◆ **Exercise description**
Tally the lines containing "Region" and report the number alone.

START Data shown

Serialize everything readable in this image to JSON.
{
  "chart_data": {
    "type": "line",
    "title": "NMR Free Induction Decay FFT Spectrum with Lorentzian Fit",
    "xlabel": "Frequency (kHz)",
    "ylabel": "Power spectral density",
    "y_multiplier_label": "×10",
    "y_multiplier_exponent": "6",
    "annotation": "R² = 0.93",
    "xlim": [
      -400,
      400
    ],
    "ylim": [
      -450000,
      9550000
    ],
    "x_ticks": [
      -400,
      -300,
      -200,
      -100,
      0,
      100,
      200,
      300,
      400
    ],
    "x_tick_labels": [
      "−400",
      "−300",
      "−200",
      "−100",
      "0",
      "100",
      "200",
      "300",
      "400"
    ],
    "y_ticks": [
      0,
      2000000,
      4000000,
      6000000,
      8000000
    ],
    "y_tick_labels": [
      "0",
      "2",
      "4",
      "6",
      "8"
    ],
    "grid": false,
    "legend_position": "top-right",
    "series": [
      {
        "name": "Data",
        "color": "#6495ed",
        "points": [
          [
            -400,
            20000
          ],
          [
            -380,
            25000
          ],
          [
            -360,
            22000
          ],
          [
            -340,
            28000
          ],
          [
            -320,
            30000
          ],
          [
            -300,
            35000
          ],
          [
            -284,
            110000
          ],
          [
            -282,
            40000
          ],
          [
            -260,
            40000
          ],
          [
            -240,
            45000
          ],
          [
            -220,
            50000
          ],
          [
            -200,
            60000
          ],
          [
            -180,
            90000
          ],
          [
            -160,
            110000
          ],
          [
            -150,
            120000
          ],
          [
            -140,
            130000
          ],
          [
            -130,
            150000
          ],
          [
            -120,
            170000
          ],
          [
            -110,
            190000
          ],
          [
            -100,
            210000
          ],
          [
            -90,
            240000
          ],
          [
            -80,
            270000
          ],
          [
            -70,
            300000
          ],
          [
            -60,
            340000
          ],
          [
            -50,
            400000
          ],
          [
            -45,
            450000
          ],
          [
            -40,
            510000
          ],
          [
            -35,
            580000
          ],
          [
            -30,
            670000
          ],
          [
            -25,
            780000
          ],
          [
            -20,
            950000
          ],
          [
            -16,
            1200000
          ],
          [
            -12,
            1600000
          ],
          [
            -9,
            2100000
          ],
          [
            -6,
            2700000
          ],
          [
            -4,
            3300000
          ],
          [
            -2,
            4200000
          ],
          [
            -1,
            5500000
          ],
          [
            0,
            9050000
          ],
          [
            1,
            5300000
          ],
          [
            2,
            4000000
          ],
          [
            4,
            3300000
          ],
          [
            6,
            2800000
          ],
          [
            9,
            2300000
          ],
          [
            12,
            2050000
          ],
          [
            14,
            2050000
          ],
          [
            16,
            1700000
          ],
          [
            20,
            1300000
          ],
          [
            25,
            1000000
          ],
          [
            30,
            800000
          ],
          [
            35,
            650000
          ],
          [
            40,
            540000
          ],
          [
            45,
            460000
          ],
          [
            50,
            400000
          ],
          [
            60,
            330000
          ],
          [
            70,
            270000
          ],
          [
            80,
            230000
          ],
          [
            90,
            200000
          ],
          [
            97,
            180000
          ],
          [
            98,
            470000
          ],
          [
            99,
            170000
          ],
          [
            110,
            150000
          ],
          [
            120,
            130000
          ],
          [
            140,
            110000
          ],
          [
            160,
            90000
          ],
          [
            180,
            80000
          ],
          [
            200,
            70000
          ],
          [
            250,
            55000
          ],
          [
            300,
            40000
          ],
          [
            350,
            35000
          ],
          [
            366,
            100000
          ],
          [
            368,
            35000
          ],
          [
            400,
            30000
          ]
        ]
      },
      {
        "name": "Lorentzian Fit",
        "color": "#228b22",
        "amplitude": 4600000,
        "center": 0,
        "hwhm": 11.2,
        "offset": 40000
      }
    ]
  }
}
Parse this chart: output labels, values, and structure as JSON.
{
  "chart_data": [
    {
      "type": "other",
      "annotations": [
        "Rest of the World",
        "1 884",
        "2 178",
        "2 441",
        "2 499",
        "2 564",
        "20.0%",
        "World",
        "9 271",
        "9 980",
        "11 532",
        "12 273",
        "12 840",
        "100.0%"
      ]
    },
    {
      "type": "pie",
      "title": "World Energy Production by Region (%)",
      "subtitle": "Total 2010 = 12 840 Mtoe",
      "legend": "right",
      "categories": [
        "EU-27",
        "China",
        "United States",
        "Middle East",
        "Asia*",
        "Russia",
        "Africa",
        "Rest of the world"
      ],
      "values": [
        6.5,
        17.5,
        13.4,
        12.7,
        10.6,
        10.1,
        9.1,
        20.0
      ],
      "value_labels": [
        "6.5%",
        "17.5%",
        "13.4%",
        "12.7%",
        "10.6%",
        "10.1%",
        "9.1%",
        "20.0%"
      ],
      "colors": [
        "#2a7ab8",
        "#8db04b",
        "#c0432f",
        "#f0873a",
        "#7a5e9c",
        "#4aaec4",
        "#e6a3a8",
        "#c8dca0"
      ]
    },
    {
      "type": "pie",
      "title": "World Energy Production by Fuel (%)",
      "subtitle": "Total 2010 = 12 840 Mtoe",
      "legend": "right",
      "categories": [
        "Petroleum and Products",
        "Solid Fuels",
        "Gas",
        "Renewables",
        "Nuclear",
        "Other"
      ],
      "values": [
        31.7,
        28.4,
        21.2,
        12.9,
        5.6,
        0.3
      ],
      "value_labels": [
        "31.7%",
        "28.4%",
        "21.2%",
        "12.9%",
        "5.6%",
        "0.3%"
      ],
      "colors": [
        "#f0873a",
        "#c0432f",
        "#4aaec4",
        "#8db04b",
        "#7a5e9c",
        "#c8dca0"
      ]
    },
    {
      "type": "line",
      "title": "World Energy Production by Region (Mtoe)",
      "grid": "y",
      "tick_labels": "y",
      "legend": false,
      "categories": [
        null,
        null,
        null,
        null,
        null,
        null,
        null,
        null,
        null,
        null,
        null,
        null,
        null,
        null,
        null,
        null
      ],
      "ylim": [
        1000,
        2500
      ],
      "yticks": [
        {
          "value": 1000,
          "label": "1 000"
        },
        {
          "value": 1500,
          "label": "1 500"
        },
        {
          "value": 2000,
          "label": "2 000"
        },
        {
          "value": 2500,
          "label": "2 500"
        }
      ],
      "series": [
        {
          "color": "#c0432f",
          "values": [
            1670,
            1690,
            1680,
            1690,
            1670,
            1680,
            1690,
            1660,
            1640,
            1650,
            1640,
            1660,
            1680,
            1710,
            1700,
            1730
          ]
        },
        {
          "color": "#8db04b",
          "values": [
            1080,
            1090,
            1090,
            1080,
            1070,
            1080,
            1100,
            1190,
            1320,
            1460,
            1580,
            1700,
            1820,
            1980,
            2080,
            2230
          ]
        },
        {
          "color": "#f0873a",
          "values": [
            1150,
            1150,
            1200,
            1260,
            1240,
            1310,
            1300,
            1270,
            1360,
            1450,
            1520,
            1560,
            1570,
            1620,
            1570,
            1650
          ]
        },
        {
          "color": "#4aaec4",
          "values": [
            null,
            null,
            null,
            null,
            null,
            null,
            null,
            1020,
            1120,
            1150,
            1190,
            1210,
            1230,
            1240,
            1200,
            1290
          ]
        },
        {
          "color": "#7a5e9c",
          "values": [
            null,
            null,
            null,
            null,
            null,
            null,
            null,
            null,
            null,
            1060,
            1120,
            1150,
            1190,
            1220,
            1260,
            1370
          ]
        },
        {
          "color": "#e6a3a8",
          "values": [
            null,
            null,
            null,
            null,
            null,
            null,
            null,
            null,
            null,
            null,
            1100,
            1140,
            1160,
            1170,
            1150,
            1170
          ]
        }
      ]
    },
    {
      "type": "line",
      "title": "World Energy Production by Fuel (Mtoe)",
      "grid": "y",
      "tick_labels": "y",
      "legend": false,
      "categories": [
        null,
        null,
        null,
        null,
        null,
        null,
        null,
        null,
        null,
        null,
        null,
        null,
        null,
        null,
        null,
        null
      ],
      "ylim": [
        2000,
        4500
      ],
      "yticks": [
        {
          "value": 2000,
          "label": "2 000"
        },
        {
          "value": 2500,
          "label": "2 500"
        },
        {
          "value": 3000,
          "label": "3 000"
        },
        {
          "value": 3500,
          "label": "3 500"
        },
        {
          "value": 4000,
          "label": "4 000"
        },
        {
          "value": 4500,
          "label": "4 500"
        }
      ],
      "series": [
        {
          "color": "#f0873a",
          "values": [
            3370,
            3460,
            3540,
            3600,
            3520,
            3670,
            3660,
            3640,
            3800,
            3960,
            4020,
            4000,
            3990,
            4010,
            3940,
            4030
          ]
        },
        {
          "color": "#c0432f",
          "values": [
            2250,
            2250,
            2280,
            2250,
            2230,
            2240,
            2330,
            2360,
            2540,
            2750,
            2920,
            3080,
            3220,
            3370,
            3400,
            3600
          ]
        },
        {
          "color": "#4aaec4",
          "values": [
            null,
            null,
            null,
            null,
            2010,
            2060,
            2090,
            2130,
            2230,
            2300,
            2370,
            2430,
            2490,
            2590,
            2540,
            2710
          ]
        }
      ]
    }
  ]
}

END Data shown

◆ **Worked solution**
2